§ Given task
Copy every line of the following data that includes the string "Brassieres".

--- START OF Source records ---

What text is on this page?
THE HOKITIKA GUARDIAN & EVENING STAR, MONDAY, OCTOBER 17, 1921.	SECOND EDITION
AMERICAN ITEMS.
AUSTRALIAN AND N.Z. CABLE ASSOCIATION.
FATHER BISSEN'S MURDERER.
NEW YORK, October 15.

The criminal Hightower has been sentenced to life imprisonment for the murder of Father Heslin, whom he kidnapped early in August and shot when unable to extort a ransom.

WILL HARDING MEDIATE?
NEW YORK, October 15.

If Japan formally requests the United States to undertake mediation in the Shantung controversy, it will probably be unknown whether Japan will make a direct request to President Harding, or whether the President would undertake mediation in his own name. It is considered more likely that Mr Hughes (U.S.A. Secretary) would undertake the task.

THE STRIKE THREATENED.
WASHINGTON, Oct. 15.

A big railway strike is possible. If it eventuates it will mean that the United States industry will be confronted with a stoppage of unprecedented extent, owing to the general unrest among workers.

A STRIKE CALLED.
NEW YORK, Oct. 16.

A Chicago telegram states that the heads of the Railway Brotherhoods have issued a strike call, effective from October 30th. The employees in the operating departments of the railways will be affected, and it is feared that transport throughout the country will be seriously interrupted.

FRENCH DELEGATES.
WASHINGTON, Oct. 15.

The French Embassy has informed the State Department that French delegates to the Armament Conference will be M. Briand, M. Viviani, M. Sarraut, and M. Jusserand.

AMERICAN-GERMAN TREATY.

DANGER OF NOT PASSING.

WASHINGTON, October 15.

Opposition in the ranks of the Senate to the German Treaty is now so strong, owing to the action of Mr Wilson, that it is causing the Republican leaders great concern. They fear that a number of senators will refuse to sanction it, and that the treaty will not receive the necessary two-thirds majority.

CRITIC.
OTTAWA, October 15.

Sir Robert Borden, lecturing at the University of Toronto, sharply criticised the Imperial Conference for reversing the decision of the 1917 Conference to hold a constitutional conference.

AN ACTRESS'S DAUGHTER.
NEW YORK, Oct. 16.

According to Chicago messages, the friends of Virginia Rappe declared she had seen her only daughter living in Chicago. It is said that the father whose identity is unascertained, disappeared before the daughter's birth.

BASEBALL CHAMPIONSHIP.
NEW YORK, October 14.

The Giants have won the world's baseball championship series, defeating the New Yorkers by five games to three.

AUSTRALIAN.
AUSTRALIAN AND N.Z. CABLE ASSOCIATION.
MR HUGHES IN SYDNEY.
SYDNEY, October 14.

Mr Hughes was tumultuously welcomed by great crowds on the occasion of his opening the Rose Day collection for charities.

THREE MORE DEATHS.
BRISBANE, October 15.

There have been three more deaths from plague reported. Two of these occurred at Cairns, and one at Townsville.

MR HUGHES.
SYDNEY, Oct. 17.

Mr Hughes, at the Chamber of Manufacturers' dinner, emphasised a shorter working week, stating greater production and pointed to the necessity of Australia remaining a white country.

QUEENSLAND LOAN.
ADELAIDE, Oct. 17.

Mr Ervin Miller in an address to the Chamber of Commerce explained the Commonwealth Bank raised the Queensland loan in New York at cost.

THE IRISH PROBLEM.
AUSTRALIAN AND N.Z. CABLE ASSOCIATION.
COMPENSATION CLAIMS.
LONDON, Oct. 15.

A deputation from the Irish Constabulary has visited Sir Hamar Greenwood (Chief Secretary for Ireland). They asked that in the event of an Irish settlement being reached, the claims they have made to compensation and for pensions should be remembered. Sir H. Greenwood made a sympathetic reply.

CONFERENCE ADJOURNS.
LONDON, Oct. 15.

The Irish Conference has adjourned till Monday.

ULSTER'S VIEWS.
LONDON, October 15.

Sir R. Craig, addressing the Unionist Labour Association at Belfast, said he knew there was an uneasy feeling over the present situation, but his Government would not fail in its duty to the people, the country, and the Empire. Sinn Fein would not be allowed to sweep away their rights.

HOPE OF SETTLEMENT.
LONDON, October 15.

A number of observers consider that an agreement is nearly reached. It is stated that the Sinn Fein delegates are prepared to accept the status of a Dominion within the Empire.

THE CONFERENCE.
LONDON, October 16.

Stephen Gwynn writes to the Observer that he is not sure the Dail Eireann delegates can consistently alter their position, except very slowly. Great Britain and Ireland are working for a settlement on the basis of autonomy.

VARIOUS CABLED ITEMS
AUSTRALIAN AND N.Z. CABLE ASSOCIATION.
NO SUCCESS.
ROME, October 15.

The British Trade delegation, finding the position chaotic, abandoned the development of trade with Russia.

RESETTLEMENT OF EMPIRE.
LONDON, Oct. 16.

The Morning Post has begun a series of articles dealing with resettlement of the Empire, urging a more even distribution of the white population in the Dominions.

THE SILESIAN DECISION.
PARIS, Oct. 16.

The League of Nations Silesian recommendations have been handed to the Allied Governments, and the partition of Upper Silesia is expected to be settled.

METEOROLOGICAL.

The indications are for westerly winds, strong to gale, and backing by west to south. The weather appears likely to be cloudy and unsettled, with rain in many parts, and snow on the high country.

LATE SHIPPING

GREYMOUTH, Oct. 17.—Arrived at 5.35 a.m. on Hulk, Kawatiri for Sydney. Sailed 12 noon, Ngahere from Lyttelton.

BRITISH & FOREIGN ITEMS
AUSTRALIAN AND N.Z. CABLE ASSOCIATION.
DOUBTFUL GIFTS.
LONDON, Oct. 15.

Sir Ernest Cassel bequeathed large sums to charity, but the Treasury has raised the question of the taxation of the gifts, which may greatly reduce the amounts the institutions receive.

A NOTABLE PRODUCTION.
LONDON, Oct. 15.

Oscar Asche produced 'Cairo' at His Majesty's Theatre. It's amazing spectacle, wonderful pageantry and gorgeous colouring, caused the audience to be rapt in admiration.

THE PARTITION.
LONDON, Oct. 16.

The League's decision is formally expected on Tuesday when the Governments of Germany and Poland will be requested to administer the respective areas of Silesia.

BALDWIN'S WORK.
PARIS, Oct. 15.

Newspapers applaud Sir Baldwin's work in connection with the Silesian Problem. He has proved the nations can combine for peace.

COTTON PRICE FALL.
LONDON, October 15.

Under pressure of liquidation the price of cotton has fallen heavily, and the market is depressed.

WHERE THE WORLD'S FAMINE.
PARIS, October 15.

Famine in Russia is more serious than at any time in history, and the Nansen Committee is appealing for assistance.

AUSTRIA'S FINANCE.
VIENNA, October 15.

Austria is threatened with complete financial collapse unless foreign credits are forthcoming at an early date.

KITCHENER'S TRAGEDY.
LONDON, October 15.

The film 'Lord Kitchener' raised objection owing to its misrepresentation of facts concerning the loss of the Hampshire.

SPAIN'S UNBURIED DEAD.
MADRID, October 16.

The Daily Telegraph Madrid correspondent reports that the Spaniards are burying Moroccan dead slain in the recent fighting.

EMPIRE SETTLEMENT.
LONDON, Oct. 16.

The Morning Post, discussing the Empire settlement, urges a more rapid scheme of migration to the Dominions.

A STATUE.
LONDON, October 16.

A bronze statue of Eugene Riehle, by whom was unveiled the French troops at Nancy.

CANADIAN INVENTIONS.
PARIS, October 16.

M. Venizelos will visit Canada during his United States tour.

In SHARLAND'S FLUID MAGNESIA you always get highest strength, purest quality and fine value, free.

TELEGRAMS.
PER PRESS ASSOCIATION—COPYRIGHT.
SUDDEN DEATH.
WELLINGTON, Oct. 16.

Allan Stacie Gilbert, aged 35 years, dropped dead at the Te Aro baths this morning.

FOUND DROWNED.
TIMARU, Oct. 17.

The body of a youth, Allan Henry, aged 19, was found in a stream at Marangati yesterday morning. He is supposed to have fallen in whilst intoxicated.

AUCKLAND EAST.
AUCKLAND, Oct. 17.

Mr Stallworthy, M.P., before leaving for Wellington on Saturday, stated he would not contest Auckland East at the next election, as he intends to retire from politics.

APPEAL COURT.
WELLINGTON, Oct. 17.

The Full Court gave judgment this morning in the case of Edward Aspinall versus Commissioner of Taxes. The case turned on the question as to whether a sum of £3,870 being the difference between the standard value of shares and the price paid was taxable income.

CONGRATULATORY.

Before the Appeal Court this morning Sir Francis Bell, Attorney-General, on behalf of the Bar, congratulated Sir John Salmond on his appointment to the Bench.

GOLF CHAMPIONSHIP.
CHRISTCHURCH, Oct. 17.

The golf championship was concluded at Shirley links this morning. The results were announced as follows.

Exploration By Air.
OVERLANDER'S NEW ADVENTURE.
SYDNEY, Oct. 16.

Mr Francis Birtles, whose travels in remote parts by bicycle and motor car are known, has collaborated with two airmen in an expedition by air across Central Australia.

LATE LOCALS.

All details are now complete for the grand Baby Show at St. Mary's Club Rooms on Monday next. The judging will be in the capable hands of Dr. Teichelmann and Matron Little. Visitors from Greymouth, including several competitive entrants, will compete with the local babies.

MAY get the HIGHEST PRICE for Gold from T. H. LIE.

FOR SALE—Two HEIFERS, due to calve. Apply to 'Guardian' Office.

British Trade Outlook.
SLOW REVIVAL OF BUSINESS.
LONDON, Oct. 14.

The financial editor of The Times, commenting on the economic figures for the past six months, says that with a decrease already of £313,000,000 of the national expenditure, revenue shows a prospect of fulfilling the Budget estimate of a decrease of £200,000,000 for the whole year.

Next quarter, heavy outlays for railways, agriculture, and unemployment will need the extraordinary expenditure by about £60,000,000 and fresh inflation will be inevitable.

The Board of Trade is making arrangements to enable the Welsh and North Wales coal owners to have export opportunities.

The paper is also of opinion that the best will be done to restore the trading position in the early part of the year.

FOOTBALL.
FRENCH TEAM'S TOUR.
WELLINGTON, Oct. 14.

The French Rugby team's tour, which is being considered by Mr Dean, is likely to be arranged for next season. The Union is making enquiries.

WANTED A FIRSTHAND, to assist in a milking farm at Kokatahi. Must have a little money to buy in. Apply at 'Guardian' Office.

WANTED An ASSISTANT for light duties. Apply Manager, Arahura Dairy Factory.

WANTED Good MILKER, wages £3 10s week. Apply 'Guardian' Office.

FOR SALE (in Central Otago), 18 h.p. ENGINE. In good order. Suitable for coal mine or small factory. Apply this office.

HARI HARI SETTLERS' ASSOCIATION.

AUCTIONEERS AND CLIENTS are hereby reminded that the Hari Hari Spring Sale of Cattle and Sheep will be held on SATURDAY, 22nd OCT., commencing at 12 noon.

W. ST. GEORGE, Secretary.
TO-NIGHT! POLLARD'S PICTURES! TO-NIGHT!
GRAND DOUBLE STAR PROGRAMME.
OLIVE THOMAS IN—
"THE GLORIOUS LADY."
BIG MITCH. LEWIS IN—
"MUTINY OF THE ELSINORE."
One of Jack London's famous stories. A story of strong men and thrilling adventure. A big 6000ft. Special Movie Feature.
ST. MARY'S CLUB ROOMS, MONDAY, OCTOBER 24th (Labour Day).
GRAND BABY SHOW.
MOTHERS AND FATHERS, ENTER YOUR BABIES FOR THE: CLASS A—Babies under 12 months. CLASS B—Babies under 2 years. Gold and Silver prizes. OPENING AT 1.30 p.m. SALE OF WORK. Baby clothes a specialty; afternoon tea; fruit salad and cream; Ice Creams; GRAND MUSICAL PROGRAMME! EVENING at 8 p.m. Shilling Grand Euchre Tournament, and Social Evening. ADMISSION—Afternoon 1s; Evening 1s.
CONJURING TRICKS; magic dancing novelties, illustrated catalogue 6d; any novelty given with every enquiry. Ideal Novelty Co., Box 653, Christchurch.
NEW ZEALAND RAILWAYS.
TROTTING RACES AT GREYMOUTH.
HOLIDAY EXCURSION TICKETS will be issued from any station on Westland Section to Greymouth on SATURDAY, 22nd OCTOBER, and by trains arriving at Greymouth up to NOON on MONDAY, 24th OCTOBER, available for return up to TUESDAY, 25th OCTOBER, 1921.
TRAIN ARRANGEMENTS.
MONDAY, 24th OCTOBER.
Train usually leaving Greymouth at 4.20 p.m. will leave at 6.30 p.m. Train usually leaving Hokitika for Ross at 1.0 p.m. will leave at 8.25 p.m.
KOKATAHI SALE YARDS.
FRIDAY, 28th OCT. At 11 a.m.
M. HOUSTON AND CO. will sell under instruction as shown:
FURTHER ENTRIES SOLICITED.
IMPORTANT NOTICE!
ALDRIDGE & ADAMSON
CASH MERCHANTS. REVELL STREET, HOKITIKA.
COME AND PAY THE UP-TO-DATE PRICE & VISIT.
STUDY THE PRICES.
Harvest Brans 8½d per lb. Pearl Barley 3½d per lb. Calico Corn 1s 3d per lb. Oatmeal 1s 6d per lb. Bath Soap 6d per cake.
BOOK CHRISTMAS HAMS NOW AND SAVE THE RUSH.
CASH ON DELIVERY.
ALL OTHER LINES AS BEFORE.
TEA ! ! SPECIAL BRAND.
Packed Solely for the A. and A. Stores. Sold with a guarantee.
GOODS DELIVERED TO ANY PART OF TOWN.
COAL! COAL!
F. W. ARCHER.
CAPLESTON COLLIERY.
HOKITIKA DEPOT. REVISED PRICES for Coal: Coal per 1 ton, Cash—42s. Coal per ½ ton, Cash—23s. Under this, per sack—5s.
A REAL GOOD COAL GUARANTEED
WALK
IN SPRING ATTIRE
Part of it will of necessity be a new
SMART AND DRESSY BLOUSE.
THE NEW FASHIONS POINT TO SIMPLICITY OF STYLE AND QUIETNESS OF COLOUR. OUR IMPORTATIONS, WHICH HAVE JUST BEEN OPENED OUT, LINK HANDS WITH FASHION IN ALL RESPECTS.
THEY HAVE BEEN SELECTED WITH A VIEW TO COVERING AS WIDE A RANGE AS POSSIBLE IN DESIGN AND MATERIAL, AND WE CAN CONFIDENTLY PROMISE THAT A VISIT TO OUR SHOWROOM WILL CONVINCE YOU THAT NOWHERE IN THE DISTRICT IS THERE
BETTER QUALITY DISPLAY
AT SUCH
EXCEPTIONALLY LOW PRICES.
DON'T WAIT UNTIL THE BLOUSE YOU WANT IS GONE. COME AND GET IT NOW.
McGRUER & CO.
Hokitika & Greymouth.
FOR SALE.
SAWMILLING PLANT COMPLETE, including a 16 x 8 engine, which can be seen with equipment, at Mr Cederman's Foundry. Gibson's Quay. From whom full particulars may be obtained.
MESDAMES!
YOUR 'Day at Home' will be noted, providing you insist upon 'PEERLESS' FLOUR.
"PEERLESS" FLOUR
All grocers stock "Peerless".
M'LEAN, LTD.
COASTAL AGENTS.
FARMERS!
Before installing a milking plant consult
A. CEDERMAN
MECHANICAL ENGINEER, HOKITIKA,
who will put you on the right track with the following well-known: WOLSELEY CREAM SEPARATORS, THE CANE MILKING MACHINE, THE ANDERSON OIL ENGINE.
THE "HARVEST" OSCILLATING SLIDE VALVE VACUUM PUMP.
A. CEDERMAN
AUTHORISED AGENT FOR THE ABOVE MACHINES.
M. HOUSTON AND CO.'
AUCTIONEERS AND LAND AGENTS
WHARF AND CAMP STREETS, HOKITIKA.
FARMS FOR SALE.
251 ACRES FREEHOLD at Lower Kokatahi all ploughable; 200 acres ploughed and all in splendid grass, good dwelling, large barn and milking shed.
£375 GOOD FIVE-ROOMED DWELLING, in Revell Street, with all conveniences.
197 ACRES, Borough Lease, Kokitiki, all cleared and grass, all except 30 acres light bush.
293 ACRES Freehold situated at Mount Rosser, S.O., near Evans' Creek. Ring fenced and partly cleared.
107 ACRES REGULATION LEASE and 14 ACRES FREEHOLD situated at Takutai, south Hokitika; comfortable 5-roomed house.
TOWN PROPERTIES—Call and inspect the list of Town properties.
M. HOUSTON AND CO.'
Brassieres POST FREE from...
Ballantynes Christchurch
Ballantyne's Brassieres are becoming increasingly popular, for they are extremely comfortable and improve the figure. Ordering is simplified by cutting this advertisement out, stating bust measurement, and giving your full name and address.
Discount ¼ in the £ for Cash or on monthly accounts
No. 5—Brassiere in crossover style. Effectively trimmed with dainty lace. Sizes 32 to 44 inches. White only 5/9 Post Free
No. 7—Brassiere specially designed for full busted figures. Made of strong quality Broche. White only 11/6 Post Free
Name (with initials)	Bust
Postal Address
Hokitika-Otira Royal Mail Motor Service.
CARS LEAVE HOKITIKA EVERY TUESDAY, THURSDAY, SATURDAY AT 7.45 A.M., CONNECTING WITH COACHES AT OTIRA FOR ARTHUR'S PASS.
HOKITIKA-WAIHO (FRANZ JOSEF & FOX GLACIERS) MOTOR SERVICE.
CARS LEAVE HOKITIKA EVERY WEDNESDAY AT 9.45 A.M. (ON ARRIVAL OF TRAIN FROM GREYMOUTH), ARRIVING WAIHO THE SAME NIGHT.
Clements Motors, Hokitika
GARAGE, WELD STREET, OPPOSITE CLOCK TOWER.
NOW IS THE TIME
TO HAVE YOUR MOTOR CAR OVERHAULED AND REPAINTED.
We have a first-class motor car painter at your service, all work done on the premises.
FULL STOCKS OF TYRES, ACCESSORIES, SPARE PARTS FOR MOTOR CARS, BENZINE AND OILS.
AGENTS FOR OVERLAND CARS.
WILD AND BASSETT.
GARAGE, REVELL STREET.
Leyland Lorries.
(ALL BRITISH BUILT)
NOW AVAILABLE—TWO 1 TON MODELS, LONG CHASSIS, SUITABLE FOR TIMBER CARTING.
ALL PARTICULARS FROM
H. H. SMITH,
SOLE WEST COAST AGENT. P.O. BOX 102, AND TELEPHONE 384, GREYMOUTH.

--- END OF Source records ---

§ Solution to this exercise
Brassieres POST FREE from...
Ballantyne's Brassieres are becoming increasingly popular, for they are extremely comfortable and improve the figure. Ordering is simplified by cutting this advertisement out, stating bust measurement, and giving your full name and address.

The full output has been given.